──────── EXERCISE MATERIAL ────────

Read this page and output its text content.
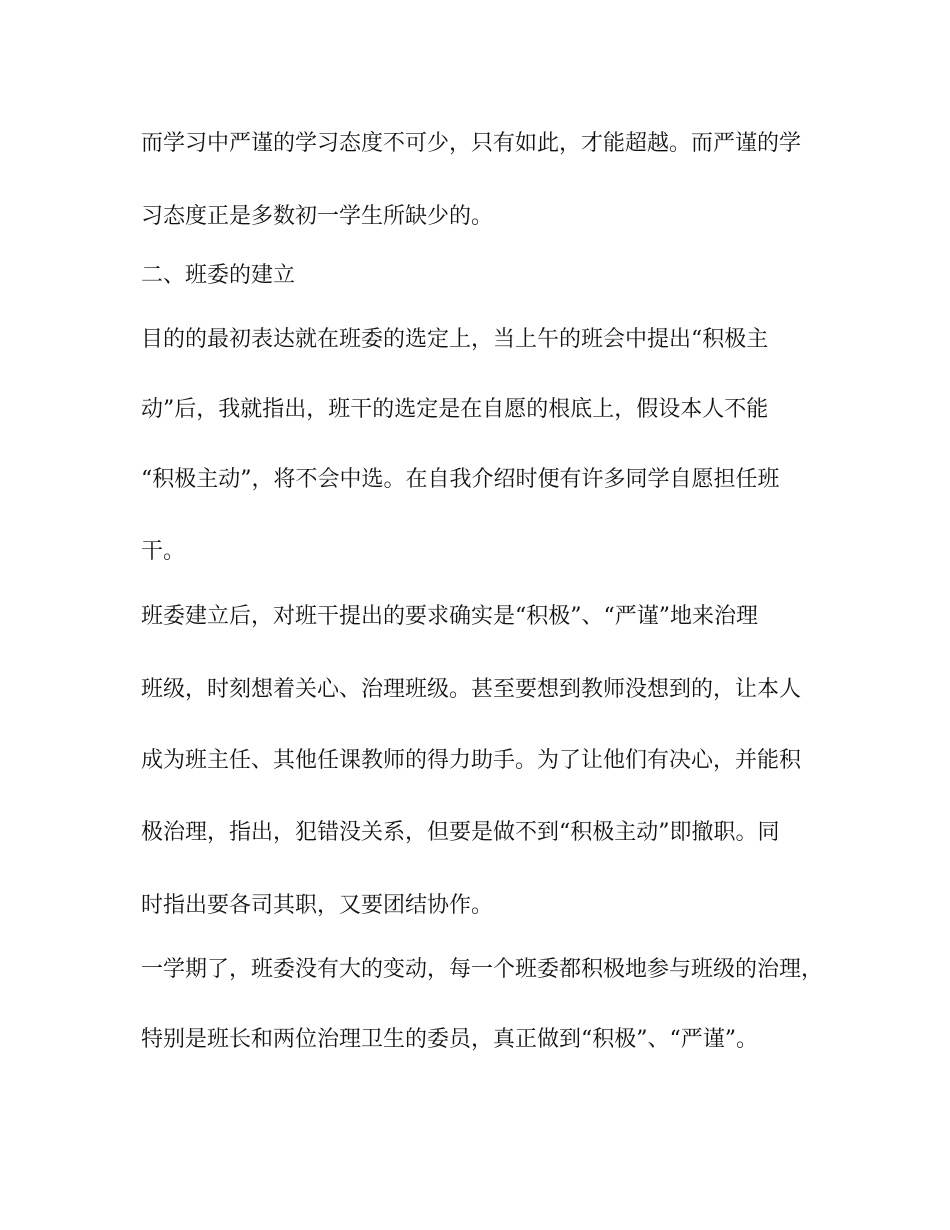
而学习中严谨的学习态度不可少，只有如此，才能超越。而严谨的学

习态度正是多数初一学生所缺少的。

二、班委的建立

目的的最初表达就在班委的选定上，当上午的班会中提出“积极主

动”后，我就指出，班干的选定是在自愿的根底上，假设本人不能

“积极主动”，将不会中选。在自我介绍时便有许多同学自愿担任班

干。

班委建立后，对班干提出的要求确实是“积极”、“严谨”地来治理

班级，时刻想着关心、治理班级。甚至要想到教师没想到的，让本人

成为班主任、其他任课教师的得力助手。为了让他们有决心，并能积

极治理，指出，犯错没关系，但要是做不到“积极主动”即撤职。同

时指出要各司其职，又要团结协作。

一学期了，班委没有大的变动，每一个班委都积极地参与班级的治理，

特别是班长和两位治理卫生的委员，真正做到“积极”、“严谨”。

────────

# [WHAT YOU NEED TO DO]
Without the pictures, repeat the listing above exactly.

# [ANSWER BELOW]
Read this page and output its text content.
而学习中严谨的学习态度不可少，只有如此，才能超越。而严谨的学

习态度正是多数初一学生所缺少的。

二、班委的建立

目的的最初表达就在班委的选定上，当上午的班会中提出“积极主

动”后，我就指出，班干的选定是在自愿的根底上，假设本人不能

“积极主动”，将不会中选。在自我介绍时便有许多同学自愿担任班

干。

班委建立后，对班干提出的要求确实是“积极”、“严谨”地来治理

班级，时刻想着关心、治理班级。甚至要想到教师没想到的，让本人

成为班主任、其他任课教师的得力助手。为了让他们有决心，并能积

极治理，指出，犯错没关系，但要是做不到“积极主动”即撤职。同

时指出要各司其职，又要团结协作。

一学期了，班委没有大的变动，每一个班委都积极地参与班级的治理，

特别是班长和两位治理卫生的委员，真正做到“积极”、“严谨”。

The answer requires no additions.